■ Collected data ■
········
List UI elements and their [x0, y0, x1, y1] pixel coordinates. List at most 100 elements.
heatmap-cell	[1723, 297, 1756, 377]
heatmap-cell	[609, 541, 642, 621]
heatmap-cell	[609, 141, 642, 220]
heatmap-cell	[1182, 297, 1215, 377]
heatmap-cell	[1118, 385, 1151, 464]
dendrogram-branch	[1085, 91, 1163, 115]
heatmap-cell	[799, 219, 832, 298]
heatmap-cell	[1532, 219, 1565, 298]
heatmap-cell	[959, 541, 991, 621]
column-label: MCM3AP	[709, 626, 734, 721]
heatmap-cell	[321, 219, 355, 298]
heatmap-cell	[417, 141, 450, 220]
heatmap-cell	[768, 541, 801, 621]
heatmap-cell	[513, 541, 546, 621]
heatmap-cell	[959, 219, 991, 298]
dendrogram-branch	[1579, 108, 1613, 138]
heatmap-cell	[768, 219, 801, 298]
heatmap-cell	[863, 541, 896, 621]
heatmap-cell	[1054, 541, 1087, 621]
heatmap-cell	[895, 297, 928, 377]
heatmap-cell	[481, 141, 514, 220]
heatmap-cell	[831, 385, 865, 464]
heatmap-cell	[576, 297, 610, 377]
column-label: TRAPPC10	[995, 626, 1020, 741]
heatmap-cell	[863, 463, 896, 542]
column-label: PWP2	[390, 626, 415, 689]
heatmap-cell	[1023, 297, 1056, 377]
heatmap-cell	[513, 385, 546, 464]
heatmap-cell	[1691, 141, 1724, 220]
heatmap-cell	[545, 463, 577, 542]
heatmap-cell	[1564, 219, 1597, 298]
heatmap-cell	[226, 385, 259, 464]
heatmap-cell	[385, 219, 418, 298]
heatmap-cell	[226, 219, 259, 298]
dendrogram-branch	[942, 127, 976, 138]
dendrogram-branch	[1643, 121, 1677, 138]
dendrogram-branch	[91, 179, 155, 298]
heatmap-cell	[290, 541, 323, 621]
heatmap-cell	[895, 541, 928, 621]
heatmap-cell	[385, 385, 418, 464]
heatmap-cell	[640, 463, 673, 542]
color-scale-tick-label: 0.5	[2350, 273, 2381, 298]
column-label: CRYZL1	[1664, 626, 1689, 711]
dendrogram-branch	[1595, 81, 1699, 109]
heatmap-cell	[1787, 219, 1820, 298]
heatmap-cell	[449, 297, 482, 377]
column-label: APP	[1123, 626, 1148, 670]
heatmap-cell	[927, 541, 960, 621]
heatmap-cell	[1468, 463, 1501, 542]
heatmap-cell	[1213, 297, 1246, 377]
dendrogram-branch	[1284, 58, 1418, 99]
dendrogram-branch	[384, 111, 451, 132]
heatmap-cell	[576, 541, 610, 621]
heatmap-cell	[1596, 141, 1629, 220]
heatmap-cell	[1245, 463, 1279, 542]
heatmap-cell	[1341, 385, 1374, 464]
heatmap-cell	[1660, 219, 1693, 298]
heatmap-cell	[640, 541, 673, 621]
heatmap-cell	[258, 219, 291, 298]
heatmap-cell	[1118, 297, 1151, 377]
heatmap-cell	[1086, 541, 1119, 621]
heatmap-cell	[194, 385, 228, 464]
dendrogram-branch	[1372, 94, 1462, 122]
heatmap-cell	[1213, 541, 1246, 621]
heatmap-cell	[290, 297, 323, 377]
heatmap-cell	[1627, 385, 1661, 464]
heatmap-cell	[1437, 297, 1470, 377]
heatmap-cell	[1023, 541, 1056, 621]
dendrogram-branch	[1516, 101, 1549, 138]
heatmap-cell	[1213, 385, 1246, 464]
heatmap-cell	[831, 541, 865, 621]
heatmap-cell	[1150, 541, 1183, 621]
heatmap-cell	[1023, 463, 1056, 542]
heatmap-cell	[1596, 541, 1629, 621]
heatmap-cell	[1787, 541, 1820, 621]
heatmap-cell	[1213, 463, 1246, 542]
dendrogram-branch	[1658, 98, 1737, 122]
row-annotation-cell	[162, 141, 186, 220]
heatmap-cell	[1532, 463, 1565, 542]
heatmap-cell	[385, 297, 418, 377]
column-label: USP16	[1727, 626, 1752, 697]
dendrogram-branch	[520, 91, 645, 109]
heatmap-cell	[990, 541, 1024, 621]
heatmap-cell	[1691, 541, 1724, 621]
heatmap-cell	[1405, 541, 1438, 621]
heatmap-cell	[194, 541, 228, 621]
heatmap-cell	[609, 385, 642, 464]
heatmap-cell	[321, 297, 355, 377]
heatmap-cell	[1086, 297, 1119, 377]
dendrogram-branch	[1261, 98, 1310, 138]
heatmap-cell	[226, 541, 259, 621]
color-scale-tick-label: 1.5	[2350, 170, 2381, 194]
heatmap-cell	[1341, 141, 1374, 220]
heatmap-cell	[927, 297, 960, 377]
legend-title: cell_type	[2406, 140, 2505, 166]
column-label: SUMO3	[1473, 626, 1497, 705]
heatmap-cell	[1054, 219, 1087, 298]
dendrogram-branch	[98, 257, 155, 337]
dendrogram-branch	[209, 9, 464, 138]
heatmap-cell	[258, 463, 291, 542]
········
■ TASK DIRECTIONS ■
Rewrite every row above, changing each "dendrogram-branch" to "tree-branch" and keeping everything else the same.

■ ANSWER TO THIS EXERCISE ■
List UI elements and their [x0, y0, x1, y1] pixel coordinates. List at most 100 elements.
heatmap-cell	[1723, 297, 1756, 377]
heatmap-cell	[609, 541, 642, 621]
heatmap-cell	[609, 141, 642, 220]
heatmap-cell	[1182, 297, 1215, 377]
heatmap-cell	[1118, 385, 1151, 464]
tree-branch	[1085, 91, 1163, 115]
heatmap-cell	[799, 219, 832, 298]
heatmap-cell	[1532, 219, 1565, 298]
heatmap-cell	[959, 541, 991, 621]
column-label: MCM3AP	[709, 626, 734, 721]
heatmap-cell	[321, 219, 355, 298]
heatmap-cell	[417, 141, 450, 220]
heatmap-cell	[768, 541, 801, 621]
heatmap-cell	[513, 541, 546, 621]
heatmap-cell	[959, 219, 991, 298]
tree-branch	[1579, 108, 1613, 138]
heatmap-cell	[768, 219, 801, 298]
heatmap-cell	[863, 541, 896, 621]
heatmap-cell	[1054, 541, 1087, 621]
heatmap-cell	[895, 297, 928, 377]
heatmap-cell	[481, 141, 514, 220]
heatmap-cell	[831, 385, 865, 464]
heatmap-cell	[576, 297, 610, 377]
column-label: TRAPPC10	[995, 626, 1020, 741]
heatmap-cell	[863, 463, 896, 542]
column-label: PWP2	[390, 626, 415, 689]
heatmap-cell	[1023, 297, 1056, 377]
heatmap-cell	[513, 385, 546, 464]
heatmap-cell	[1691, 141, 1724, 220]
heatmap-cell	[545, 463, 577, 542]
heatmap-cell	[1564, 219, 1597, 298]
heatmap-cell	[226, 385, 259, 464]
heatmap-cell	[385, 219, 418, 298]
heatmap-cell	[226, 219, 259, 298]
tree-branch	[942, 127, 976, 138]
tree-branch	[1643, 121, 1677, 138]
tree-branch	[91, 179, 155, 298]
heatmap-cell	[290, 541, 323, 621]
heatmap-cell	[895, 541, 928, 621]
heatmap-cell	[385, 385, 418, 464]
heatmap-cell	[640, 463, 673, 542]
color-scale-tick-label: 0.5	[2350, 273, 2381, 298]
column-label: CRYZL1	[1664, 626, 1689, 711]
tree-branch	[1595, 81, 1699, 109]
heatmap-cell	[1787, 219, 1820, 298]
heatmap-cell	[449, 297, 482, 377]
column-label: APP	[1123, 626, 1148, 670]
heatmap-cell	[927, 541, 960, 621]
heatmap-cell	[1468, 463, 1501, 542]
heatmap-cell	[1213, 297, 1246, 377]
tree-branch	[1284, 58, 1418, 99]
tree-branch	[384, 111, 451, 132]
heatmap-cell	[576, 541, 610, 621]
heatmap-cell	[1596, 141, 1629, 220]
heatmap-cell	[1245, 463, 1279, 542]
heatmap-cell	[1341, 385, 1374, 464]
heatmap-cell	[1660, 219, 1693, 298]
heatmap-cell	[640, 541, 673, 621]
heatmap-cell	[258, 219, 291, 298]
heatmap-cell	[1118, 297, 1151, 377]
heatmap-cell	[1086, 541, 1119, 621]
heatmap-cell	[194, 385, 228, 464]
tree-branch	[1372, 94, 1462, 122]
heatmap-cell	[1213, 541, 1246, 621]
heatmap-cell	[290, 297, 323, 377]
heatmap-cell	[1627, 385, 1661, 464]
heatmap-cell	[1437, 297, 1470, 377]
heatmap-cell	[1023, 541, 1056, 621]
tree-branch	[1516, 101, 1549, 138]
heatmap-cell	[1213, 385, 1246, 464]
heatmap-cell	[831, 541, 865, 621]
heatmap-cell	[1150, 541, 1183, 621]
heatmap-cell	[1023, 463, 1056, 542]
heatmap-cell	[1596, 541, 1629, 621]
heatmap-cell	[1787, 541, 1820, 621]
heatmap-cell	[1213, 463, 1246, 542]
tree-branch	[1658, 98, 1737, 122]
row-annotation-cell	[162, 141, 186, 220]
heatmap-cell	[1532, 463, 1565, 542]
heatmap-cell	[385, 297, 418, 377]
column-label: USP16	[1727, 626, 1752, 697]
tree-branch	[520, 91, 645, 109]
heatmap-cell	[990, 541, 1024, 621]
heatmap-cell	[1691, 541, 1724, 621]
heatmap-cell	[1405, 541, 1438, 621]
heatmap-cell	[194, 541, 228, 621]
heatmap-cell	[609, 385, 642, 464]
heatmap-cell	[321, 297, 355, 377]
heatmap-cell	[1086, 297, 1119, 377]
tree-branch	[1261, 98, 1310, 138]
heatmap-cell	[226, 541, 259, 621]
color-scale-tick-label: 1.5	[2350, 170, 2381, 194]
heatmap-cell	[1341, 141, 1374, 220]
heatmap-cell	[927, 297, 960, 377]
legend-title: cell_type	[2406, 140, 2505, 166]
column-label: SUMO3	[1473, 626, 1497, 705]
heatmap-cell	[1054, 219, 1087, 298]
tree-branch	[98, 257, 155, 337]
tree-branch	[209, 9, 464, 138]
heatmap-cell	[258, 463, 291, 542]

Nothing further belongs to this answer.